## start

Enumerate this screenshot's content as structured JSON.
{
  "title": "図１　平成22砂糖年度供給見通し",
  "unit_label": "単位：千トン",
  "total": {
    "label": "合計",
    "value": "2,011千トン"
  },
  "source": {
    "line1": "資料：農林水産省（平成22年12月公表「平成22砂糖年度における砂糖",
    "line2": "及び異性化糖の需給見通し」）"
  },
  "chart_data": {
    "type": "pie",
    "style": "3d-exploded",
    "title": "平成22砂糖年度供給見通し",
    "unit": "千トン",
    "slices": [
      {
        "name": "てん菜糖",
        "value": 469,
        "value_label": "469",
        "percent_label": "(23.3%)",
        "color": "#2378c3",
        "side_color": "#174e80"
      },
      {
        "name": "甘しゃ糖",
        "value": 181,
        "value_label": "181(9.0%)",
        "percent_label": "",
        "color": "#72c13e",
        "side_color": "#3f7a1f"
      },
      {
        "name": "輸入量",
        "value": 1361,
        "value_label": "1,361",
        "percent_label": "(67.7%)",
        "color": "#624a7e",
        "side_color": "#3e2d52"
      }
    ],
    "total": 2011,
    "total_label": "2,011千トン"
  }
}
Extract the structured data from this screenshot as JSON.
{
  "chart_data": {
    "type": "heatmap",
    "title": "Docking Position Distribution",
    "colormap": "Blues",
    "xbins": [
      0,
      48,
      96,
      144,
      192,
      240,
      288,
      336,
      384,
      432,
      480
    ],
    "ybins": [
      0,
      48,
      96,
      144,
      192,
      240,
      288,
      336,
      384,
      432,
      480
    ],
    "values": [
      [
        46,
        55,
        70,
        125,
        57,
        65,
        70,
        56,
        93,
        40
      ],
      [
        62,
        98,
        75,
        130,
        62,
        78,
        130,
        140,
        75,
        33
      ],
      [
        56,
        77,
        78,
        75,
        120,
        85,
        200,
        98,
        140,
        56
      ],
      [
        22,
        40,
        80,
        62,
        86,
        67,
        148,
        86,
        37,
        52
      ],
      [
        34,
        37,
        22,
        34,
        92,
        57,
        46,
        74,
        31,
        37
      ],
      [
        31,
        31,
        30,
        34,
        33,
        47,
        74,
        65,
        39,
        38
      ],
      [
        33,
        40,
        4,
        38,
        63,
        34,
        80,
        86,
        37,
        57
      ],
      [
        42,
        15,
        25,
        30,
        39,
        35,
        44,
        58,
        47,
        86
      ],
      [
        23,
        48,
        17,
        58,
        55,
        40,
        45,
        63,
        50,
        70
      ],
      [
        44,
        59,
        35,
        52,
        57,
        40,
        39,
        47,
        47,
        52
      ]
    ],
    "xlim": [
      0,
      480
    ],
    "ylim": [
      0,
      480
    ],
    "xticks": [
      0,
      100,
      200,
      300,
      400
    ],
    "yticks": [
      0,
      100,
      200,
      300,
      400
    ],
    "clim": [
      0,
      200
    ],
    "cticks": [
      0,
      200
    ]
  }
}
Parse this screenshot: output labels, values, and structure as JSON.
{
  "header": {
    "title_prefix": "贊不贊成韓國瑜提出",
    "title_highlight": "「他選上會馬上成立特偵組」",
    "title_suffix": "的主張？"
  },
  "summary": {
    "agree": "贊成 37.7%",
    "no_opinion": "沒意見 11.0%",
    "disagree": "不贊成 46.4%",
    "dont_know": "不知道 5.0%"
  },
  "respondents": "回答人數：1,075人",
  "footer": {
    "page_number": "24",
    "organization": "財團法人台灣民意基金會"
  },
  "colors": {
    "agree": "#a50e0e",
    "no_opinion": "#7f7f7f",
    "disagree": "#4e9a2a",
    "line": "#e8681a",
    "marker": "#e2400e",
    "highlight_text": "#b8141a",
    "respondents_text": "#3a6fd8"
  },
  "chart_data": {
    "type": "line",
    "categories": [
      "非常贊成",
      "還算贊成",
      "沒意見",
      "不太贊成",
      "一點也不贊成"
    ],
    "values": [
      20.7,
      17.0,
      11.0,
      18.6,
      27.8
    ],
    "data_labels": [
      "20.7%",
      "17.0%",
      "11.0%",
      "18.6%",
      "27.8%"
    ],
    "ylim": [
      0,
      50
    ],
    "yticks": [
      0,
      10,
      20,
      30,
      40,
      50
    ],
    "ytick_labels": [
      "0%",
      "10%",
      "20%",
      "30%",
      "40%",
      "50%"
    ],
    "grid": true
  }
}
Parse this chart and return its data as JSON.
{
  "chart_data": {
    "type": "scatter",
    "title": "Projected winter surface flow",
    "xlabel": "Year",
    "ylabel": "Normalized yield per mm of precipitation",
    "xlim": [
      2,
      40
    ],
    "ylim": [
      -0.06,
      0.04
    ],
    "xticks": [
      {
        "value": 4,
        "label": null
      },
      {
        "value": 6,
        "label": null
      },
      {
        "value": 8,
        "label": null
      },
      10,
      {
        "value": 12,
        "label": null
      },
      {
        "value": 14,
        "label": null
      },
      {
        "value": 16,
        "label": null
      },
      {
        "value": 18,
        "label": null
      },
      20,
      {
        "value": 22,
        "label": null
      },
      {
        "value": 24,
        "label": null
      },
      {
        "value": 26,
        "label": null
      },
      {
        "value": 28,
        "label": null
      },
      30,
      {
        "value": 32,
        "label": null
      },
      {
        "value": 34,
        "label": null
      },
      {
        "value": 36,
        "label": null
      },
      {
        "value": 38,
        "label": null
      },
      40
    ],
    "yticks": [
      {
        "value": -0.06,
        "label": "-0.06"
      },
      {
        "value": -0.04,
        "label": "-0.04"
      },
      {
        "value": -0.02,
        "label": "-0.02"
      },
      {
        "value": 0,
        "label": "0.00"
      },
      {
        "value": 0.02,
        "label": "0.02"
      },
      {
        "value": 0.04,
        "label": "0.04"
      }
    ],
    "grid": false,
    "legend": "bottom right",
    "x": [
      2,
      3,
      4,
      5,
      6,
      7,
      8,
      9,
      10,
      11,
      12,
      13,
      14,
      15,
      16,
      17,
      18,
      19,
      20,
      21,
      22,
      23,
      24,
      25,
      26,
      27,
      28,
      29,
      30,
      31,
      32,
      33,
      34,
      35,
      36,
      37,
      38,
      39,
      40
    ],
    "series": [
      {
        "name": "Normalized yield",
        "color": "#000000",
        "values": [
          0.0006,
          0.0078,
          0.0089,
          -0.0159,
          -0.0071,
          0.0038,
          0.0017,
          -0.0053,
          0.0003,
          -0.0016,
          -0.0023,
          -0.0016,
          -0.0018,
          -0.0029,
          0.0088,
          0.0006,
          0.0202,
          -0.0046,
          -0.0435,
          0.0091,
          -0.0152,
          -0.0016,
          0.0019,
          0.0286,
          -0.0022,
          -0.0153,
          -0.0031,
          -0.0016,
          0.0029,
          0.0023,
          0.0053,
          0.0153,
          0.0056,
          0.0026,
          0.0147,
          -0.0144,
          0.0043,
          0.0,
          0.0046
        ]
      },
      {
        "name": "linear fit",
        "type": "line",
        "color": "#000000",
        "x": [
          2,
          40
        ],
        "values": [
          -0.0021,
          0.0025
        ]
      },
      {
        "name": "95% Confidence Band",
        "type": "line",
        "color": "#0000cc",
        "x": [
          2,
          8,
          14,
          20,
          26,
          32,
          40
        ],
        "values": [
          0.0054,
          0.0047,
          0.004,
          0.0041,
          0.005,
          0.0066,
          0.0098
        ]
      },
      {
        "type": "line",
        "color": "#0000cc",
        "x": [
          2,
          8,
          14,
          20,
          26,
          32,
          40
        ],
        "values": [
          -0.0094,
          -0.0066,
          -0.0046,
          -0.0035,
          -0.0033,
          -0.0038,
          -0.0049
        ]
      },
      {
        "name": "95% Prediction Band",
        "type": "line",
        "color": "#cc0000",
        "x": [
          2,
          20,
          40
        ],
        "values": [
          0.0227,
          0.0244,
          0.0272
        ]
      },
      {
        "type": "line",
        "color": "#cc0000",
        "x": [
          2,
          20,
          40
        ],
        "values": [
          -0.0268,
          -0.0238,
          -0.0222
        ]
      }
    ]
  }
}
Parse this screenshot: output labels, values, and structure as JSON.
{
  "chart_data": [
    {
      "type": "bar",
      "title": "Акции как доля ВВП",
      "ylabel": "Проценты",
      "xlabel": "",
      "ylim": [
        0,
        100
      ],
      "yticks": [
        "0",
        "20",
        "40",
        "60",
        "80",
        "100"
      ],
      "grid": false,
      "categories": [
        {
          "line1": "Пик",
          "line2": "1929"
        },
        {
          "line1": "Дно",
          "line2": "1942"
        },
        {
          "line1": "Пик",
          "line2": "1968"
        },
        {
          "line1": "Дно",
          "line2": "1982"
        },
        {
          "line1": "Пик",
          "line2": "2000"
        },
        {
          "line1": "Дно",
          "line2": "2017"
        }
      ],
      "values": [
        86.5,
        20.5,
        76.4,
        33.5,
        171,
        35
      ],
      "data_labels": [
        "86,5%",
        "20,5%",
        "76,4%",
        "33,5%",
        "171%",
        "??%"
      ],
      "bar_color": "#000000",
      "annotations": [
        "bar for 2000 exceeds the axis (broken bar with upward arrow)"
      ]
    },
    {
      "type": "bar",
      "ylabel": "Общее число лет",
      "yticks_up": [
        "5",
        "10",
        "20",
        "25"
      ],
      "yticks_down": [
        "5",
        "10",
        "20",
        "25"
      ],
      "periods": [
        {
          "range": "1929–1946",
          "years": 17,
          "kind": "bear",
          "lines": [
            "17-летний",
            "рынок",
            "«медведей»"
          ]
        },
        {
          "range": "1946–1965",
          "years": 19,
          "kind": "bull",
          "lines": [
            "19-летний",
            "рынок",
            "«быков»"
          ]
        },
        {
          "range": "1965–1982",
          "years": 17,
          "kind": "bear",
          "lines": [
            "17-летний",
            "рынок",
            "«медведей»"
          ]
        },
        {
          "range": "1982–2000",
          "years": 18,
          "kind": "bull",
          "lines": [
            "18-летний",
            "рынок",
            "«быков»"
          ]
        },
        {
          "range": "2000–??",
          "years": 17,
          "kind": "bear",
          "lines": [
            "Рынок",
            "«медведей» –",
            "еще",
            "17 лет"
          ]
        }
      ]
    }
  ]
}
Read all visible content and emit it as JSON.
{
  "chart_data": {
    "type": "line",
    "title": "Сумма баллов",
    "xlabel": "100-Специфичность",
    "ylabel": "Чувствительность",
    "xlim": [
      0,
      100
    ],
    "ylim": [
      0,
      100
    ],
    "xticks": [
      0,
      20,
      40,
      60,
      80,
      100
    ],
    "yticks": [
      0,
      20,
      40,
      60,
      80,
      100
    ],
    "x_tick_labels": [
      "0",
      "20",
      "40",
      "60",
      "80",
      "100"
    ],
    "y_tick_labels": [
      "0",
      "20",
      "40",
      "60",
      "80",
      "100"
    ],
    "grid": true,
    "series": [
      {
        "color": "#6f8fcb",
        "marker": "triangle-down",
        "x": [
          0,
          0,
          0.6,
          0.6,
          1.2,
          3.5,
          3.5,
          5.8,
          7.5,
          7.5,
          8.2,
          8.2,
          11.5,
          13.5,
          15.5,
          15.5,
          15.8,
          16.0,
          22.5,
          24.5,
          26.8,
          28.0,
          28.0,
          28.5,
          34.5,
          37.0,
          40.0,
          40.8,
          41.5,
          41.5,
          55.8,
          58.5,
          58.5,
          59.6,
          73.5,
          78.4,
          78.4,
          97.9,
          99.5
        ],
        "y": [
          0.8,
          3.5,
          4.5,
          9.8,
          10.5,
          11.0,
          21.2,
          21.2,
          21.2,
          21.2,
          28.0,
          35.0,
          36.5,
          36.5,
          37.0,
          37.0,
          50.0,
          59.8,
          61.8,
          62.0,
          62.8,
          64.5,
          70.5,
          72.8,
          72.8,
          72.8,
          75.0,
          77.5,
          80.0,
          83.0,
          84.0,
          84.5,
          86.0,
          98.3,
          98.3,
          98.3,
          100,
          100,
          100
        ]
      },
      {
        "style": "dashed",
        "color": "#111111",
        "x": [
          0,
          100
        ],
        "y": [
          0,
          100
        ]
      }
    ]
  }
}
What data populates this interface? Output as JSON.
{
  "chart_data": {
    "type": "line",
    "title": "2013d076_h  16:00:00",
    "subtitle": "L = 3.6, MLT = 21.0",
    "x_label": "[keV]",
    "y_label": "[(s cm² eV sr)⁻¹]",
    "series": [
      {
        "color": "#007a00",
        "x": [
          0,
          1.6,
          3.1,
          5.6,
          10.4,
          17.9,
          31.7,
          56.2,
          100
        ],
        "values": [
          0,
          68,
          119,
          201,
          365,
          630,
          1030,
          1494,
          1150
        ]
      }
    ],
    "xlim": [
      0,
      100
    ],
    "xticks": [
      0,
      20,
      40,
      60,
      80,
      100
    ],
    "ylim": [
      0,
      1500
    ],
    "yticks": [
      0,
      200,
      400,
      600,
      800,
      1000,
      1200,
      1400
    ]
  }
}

## end

Look through the entries above and list every line containing "летний".

RESULT FOR THIS TASK:
            "17-летний",
            "19-летний",
            "17-летний",
            "18-летний",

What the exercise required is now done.